**Exercise objective**
In the data below, find each line containing the string "title" and return it.

**Information given**

________________________

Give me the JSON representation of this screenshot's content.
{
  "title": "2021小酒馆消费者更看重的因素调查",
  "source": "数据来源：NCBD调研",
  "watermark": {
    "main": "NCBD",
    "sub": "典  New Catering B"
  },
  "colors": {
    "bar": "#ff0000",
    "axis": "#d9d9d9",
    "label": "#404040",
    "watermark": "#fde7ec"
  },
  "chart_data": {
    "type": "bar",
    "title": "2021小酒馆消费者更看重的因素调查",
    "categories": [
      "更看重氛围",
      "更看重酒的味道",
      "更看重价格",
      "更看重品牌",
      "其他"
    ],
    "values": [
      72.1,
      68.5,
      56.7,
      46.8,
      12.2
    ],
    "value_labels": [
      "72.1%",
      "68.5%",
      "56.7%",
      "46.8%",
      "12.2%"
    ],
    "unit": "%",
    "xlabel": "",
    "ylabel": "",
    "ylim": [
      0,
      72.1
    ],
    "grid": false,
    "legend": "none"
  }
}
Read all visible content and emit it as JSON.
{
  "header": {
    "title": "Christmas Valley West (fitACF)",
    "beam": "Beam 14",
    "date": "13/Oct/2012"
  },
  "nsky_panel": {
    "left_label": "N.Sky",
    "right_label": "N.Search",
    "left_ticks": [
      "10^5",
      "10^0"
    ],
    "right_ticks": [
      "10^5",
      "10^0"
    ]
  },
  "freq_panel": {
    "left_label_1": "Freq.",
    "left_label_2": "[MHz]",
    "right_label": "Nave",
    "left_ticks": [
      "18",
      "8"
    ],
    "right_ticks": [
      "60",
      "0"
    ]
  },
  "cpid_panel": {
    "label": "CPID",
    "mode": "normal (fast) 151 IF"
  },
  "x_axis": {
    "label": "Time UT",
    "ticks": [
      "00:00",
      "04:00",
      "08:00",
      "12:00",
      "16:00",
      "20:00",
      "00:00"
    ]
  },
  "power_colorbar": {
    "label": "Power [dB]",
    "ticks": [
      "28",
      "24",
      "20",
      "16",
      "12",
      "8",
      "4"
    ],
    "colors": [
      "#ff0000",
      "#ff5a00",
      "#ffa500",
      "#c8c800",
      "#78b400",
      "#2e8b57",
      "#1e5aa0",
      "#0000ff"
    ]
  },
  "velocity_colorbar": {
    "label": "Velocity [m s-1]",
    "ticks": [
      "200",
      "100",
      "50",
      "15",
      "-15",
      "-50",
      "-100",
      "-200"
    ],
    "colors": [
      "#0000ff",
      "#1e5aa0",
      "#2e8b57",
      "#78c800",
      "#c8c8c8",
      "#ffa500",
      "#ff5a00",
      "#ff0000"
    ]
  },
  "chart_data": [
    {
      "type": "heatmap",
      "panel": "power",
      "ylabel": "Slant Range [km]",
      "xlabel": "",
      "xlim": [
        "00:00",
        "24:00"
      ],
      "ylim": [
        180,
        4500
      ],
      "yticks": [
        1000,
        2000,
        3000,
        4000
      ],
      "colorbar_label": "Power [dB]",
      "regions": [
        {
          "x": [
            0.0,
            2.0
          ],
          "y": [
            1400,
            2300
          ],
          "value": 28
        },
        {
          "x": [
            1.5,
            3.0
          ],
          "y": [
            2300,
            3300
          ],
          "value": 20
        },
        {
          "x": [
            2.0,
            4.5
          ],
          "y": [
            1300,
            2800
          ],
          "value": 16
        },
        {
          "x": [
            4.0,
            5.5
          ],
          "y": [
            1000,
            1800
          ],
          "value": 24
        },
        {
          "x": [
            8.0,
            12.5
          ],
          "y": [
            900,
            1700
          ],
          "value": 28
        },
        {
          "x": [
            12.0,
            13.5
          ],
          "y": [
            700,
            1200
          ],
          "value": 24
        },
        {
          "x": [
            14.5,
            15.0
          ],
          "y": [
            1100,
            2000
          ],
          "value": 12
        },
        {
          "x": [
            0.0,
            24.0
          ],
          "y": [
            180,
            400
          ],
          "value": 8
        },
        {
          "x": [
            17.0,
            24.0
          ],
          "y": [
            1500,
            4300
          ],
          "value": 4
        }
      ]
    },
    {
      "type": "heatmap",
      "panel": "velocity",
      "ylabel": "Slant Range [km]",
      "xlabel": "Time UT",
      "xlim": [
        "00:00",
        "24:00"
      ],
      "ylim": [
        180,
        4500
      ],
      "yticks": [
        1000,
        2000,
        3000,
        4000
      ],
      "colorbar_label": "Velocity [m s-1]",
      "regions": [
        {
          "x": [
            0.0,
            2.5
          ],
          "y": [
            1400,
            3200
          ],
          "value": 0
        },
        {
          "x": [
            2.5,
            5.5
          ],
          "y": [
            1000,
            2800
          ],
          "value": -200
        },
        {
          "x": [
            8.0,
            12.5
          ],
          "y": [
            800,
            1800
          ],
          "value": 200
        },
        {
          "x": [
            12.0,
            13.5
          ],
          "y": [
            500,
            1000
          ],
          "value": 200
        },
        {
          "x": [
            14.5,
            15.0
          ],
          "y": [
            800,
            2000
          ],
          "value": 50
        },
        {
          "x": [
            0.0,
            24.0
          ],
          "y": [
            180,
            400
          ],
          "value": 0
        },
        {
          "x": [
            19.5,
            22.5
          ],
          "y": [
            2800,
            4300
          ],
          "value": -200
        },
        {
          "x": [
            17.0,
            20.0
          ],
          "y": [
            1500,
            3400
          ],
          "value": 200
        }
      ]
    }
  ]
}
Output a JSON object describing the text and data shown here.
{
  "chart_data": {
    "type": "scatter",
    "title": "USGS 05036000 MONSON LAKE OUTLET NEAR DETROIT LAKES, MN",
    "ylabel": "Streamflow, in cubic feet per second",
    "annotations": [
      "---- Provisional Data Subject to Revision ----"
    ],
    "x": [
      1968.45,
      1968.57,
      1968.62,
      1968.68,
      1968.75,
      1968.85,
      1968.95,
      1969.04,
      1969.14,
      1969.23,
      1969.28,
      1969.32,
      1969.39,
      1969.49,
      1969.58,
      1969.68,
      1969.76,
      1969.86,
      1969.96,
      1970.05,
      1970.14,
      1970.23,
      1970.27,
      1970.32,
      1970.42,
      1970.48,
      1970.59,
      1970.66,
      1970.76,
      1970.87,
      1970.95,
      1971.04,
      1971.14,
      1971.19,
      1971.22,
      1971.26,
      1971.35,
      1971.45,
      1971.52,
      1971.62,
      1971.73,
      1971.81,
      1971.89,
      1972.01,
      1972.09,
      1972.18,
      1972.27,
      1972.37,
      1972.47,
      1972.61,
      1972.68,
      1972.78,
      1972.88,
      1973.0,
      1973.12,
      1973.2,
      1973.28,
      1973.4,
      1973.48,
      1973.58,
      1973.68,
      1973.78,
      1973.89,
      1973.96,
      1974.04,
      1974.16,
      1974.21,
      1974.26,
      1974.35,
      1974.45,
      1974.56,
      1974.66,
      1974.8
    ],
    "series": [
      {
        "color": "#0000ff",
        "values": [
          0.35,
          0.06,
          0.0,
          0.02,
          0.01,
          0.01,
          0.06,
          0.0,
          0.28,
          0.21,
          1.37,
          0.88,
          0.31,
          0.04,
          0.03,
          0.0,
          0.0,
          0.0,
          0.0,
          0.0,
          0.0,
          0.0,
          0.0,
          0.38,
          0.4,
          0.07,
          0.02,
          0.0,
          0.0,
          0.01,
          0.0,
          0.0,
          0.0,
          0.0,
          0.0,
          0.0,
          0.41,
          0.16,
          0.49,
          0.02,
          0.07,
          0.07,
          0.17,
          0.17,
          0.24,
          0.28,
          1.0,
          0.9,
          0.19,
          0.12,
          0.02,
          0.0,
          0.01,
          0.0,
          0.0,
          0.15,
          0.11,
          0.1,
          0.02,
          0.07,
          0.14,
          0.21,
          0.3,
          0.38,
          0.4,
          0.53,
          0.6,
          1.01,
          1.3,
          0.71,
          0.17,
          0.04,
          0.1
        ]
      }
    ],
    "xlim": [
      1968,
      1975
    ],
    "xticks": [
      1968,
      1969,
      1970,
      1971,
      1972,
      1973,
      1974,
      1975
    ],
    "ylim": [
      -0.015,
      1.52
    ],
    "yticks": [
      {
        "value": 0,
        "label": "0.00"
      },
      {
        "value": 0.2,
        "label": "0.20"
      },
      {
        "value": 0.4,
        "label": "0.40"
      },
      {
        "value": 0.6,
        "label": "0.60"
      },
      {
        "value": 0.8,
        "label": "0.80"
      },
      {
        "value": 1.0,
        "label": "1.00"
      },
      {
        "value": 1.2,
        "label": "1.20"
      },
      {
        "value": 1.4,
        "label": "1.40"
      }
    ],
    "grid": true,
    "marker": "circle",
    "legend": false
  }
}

________________________

**Final result**
  "title": "2021小酒馆消费者更看重的因素调查",
    "title": "2021小酒馆消费者更看重的因素调查",
    "title": "Christmas Valley West (fitACF)",
    "title": "USGS 05036000 MONSON LAKE OUTLET NEAR DETROIT LAKES, MN",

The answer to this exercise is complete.